* _RECORDS SHOWN_:
[START]
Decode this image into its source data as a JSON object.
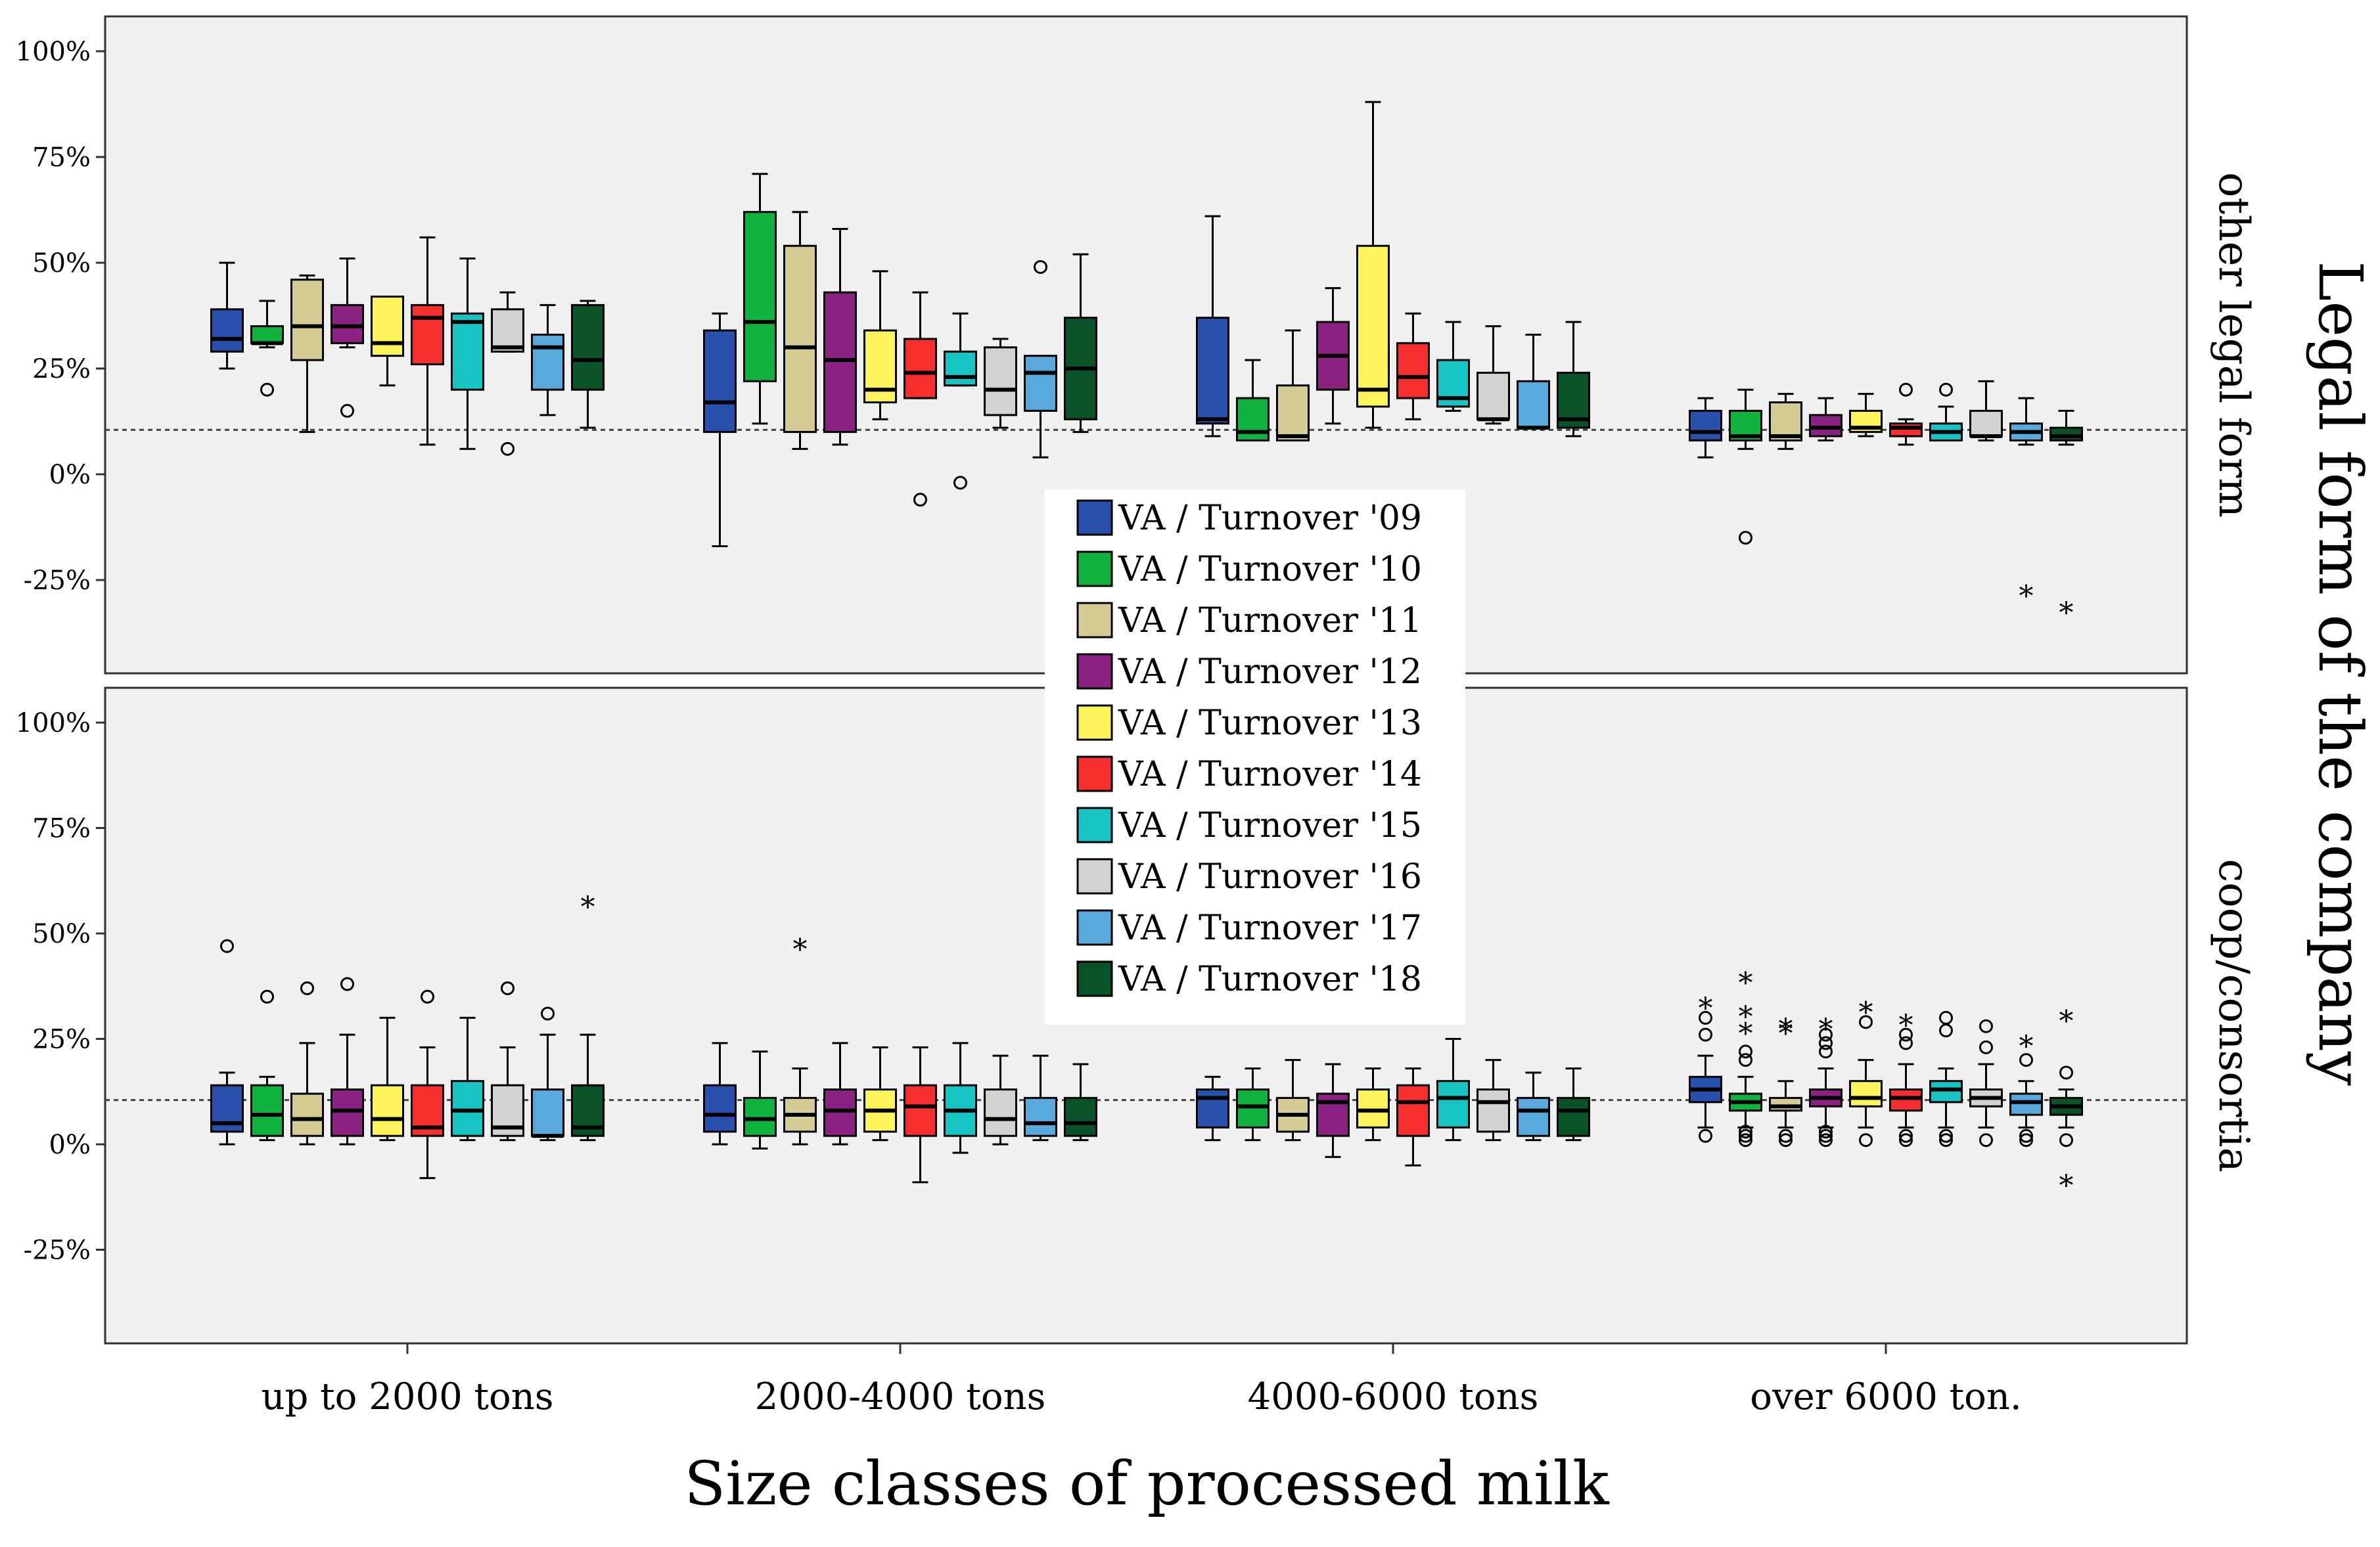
{
  "chart_data": {
    "type": "boxplot",
    "xlabel": "Size classes of processed milk",
    "ylabel": "Legal form of the company",
    "yticks": [
      "100%",
      "75%",
      "50%",
      "25%",
      "0%",
      "-25%"
    ],
    "ytick_values": [
      100,
      75,
      50,
      25,
      0,
      -25
    ],
    "ylim": [
      -47,
      108
    ],
    "reference_line": 10.5,
    "categories": [
      "up to 2000 tons",
      "2000-4000 tons",
      "4000-6000 tons",
      "over 6000 ton."
    ],
    "series": [
      {
        "name": "VA / Turnover '09",
        "color": "#2a50ae"
      },
      {
        "name": "VA / Turnover '10",
        "color": "#0fb33e"
      },
      {
        "name": "VA / Turnover '11",
        "color": "#d4cc94"
      },
      {
        "name": "VA / Turnover '12",
        "color": "#8b2180"
      },
      {
        "name": "VA / Turnover '13",
        "color": "#fcf45a"
      },
      {
        "name": "VA / Turnover '14",
        "color": "#f62f2e"
      },
      {
        "name": "VA / Turnover '15",
        "color": "#17c4c4"
      },
      {
        "name": "VA / Turnover '16",
        "color": "#d2d2d2"
      },
      {
        "name": "VA / Turnover '17",
        "color": "#5aa9dc"
      },
      {
        "name": "VA / Turnover '18",
        "color": "#0a5227"
      }
    ],
    "panels": [
      {
        "facet_label": "other legal form",
        "boxes": [
          [
            {
              "min": 25,
              "q1": 29,
              "median": 32,
              "q3": 39,
              "max": 50
            },
            {
              "min": 30,
              "q1": 31,
              "median": 31,
              "q3": 35,
              "max": 41,
              "outliers": [
                20
              ]
            },
            {
              "min": 10,
              "q1": 27,
              "median": 35,
              "q3": 46,
              "max": 47
            },
            {
              "min": 30,
              "q1": 31,
              "median": 35,
              "q3": 40,
              "max": 51,
              "outliers": [
                15
              ]
            },
            {
              "min": 21,
              "q1": 28,
              "median": 31,
              "q3": 42,
              "max": 42
            },
            {
              "min": 7,
              "q1": 26,
              "median": 37,
              "q3": 40,
              "max": 56
            },
            {
              "min": 6,
              "q1": 20,
              "median": 36,
              "q3": 38,
              "max": 51
            },
            {
              "min": 29,
              "q1": 29,
              "median": 30,
              "q3": 39,
              "max": 43,
              "outliers": [
                6
              ]
            },
            {
              "min": 14,
              "q1": 20,
              "median": 30,
              "q3": 33,
              "max": 40
            },
            {
              "min": 11,
              "q1": 20,
              "median": 27,
              "q3": 40,
              "max": 41
            }
          ],
          [
            {
              "min": -17,
              "q1": 10,
              "median": 17,
              "q3": 34,
              "max": 38
            },
            {
              "min": 12,
              "q1": 22,
              "median": 36,
              "q3": 62,
              "max": 71
            },
            {
              "min": 6,
              "q1": 10,
              "median": 30,
              "q3": 54,
              "max": 62
            },
            {
              "min": 7,
              "q1": 10,
              "median": 27,
              "q3": 43,
              "max": 58
            },
            {
              "min": 13,
              "q1": 17,
              "median": 20,
              "q3": 34,
              "max": 48
            },
            {
              "min": 18,
              "q1": 18,
              "median": 24,
              "q3": 32,
              "max": 43,
              "outliers": [
                -6
              ]
            },
            {
              "min": 21,
              "q1": 21,
              "median": 23,
              "q3": 29,
              "max": 38,
              "outliers": [
                -2
              ]
            },
            {
              "min": 11,
              "q1": 14,
              "median": 20,
              "q3": 30,
              "max": 32
            },
            {
              "min": 4,
              "q1": 15,
              "median": 24,
              "q3": 28,
              "max": 28,
              "outliers": [
                49
              ]
            },
            {
              "min": 10,
              "q1": 13,
              "median": 25,
              "q3": 37,
              "max": 52
            }
          ],
          [
            {
              "min": 9,
              "q1": 12,
              "median": 13,
              "q3": 37,
              "max": 61
            },
            {
              "min": 8,
              "q1": 8,
              "median": 10,
              "q3": 18,
              "max": 27
            },
            {
              "min": 8,
              "q1": 8,
              "median": 9,
              "q3": 21,
              "max": 34
            },
            {
              "min": 12,
              "q1": 20,
              "median": 28,
              "q3": 36,
              "max": 44
            },
            {
              "min": 11,
              "q1": 16,
              "median": 20,
              "q3": 54,
              "max": 88
            },
            {
              "min": 13,
              "q1": 18,
              "median": 23,
              "q3": 31,
              "max": 38
            },
            {
              "min": 15,
              "q1": 16,
              "median": 18,
              "q3": 27,
              "max": 36
            },
            {
              "min": 12,
              "q1": 13,
              "median": 13,
              "q3": 24,
              "max": 35
            },
            {
              "min": 11,
              "q1": 11,
              "median": 11,
              "q3": 22,
              "max": 33
            },
            {
              "min": 9,
              "q1": 11,
              "median": 13,
              "q3": 24,
              "max": 36
            }
          ],
          [
            {
              "min": 4,
              "q1": 8,
              "median": 10,
              "q3": 15,
              "max": 18
            },
            {
              "min": 6,
              "q1": 8,
              "median": 9,
              "q3": 15,
              "max": 20,
              "outliers": [
                -15
              ]
            },
            {
              "min": 6,
              "q1": 8,
              "median": 9,
              "q3": 17,
              "max": 19
            },
            {
              "min": 8,
              "q1": 9,
              "median": 11,
              "q3": 14,
              "max": 18
            },
            {
              "min": 9,
              "q1": 10,
              "median": 11,
              "q3": 15,
              "max": 19
            },
            {
              "min": 7,
              "q1": 9,
              "median": 11,
              "q3": 12,
              "max": 13,
              "outliers": [
                20
              ]
            },
            {
              "min": 8,
              "q1": 8,
              "median": 10,
              "q3": 12,
              "max": 16,
              "outliers": [
                20
              ]
            },
            {
              "min": 8,
              "q1": 9,
              "median": 9,
              "q3": 15,
              "max": 22
            },
            {
              "min": 7,
              "q1": 8,
              "median": 10,
              "q3": 12,
              "max": 18,
              "extremes": [
                -28
              ]
            },
            {
              "min": 7,
              "q1": 8,
              "median": 9,
              "q3": 11,
              "max": 15,
              "extremes": [
                -32
              ]
            }
          ]
        ]
      },
      {
        "facet_label": "coop/consortia",
        "boxes": [
          [
            {
              "min": 0,
              "q1": 3,
              "median": 5,
              "q3": 14,
              "max": 17,
              "outliers": [
                47
              ]
            },
            {
              "min": 1,
              "q1": 2,
              "median": 7,
              "q3": 14,
              "max": 16,
              "outliers": [
                35
              ]
            },
            {
              "min": 0,
              "q1": 2,
              "median": 6,
              "q3": 12,
              "max": 24,
              "outliers": [
                37
              ]
            },
            {
              "min": 0,
              "q1": 2,
              "median": 8,
              "q3": 13,
              "max": 26,
              "outliers": [
                38
              ]
            },
            {
              "min": 1,
              "q1": 2,
              "median": 6,
              "q3": 14,
              "max": 30
            },
            {
              "min": -8,
              "q1": 2,
              "median": 4,
              "q3": 14,
              "max": 23,
              "outliers": [
                35
              ]
            },
            {
              "min": 1,
              "q1": 2,
              "median": 8,
              "q3": 15,
              "max": 30
            },
            {
              "min": 1,
              "q1": 2,
              "median": 4,
              "q3": 14,
              "max": 23,
              "outliers": [
                37
              ]
            },
            {
              "min": 1,
              "q1": 2,
              "median": 2,
              "q3": 13,
              "max": 26,
              "outliers": [
                31
              ]
            },
            {
              "min": 1,
              "q1": 2,
              "median": 4,
              "q3": 14,
              "max": 26,
              "extremes": [
                57
              ]
            }
          ],
          [
            {
              "min": 0,
              "q1": 3,
              "median": 7,
              "q3": 14,
              "max": 24
            },
            {
              "min": -1,
              "q1": 2,
              "median": 6,
              "q3": 11,
              "max": 22
            },
            {
              "min": 0,
              "q1": 3,
              "median": 7,
              "q3": 11,
              "max": 18,
              "extremes": [
                47
              ]
            },
            {
              "min": 0,
              "q1": 2,
              "median": 8,
              "q3": 13,
              "max": 24
            },
            {
              "min": 1,
              "q1": 3,
              "median": 8,
              "q3": 13,
              "max": 23
            },
            {
              "min": -9,
              "q1": 2,
              "median": 9,
              "q3": 14,
              "max": 23
            },
            {
              "min": -2,
              "q1": 2,
              "median": 8,
              "q3": 14,
              "max": 24
            },
            {
              "min": 0,
              "q1": 2,
              "median": 6,
              "q3": 13,
              "max": 21
            },
            {
              "min": 1,
              "q1": 2,
              "median": 5,
              "q3": 11,
              "max": 21
            },
            {
              "min": 1,
              "q1": 2,
              "median": 5,
              "q3": 11,
              "max": 19
            }
          ],
          [
            {
              "min": 1,
              "q1": 4,
              "median": 11,
              "q3": 13,
              "max": 16
            },
            {
              "min": 1,
              "q1": 4,
              "median": 9,
              "q3": 13,
              "max": 18
            },
            {
              "min": 1,
              "q1": 3,
              "median": 7,
              "q3": 11,
              "max": 20
            },
            {
              "min": -3,
              "q1": 2,
              "median": 10,
              "q3": 12,
              "max": 19
            },
            {
              "min": 1,
              "q1": 4,
              "median": 8,
              "q3": 13,
              "max": 18
            },
            {
              "min": -5,
              "q1": 2,
              "median": 10,
              "q3": 14,
              "max": 18
            },
            {
              "min": 1,
              "q1": 4,
              "median": 11,
              "q3": 15,
              "max": 25
            },
            {
              "min": 1,
              "q1": 3,
              "median": 10,
              "q3": 13,
              "max": 20
            },
            {
              "min": 1,
              "q1": 2,
              "median": 8,
              "q3": 11,
              "max": 17
            },
            {
              "min": 1,
              "q1": 2,
              "median": 8,
              "q3": 11,
              "max": 18
            }
          ],
          [
            {
              "min": 4,
              "q1": 10,
              "median": 13,
              "q3": 16,
              "max": 21,
              "outliers": [
                2,
                26,
                30
              ],
              "extremes": [
                33
              ]
            },
            {
              "min": 4,
              "q1": 8,
              "median": 10,
              "q3": 12,
              "max": 16,
              "outliers": [
                1,
                2,
                3,
                20,
                22
              ],
              "extremes": [
                27,
                31,
                39
              ]
            },
            {
              "min": 4,
              "q1": 8,
              "median": 9,
              "q3": 11,
              "max": 15,
              "outliers": [
                1,
                2
              ],
              "extremes": [
                27,
                28
              ]
            },
            {
              "min": 4,
              "q1": 9,
              "median": 11,
              "q3": 13,
              "max": 18,
              "outliers": [
                1,
                2,
                3,
                22,
                24,
                26
              ],
              "extremes": [
                28
              ]
            },
            {
              "min": 4,
              "q1": 9,
              "median": 11,
              "q3": 15,
              "max": 20,
              "outliers": [
                1,
                29
              ],
              "extremes": [
                32
              ]
            },
            {
              "min": 4,
              "q1": 8,
              "median": 11,
              "q3": 13,
              "max": 19,
              "outliers": [
                1,
                2,
                24,
                26
              ],
              "extremes": [
                29
              ]
            },
            {
              "min": 4,
              "q1": 10,
              "median": 13,
              "q3": 15,
              "max": 18,
              "outliers": [
                1,
                2,
                27,
                30
              ]
            },
            {
              "min": 4,
              "q1": 9,
              "median": 11,
              "q3": 13,
              "max": 19,
              "outliers": [
                1,
                23,
                28
              ]
            },
            {
              "min": 4,
              "q1": 7,
              "median": 10,
              "q3": 12,
              "max": 15,
              "outliers": [
                1,
                2,
                20
              ],
              "extremes": [
                24
              ]
            },
            {
              "min": 4,
              "q1": 7,
              "median": 9,
              "q3": 11,
              "max": 13,
              "outliers": [
                1,
                17
              ],
              "extremes": [
                -9,
                30
              ]
            }
          ]
        ]
      }
    ]
  }
}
[END]
* _PROBLEM STATEMENT_: Identify each line containing the string "tons" and copy it out.

* _EXERCISE RESULT_:
      "up to 2000 tons",
      "2000-4000 tons",
      "4000-6000 tons",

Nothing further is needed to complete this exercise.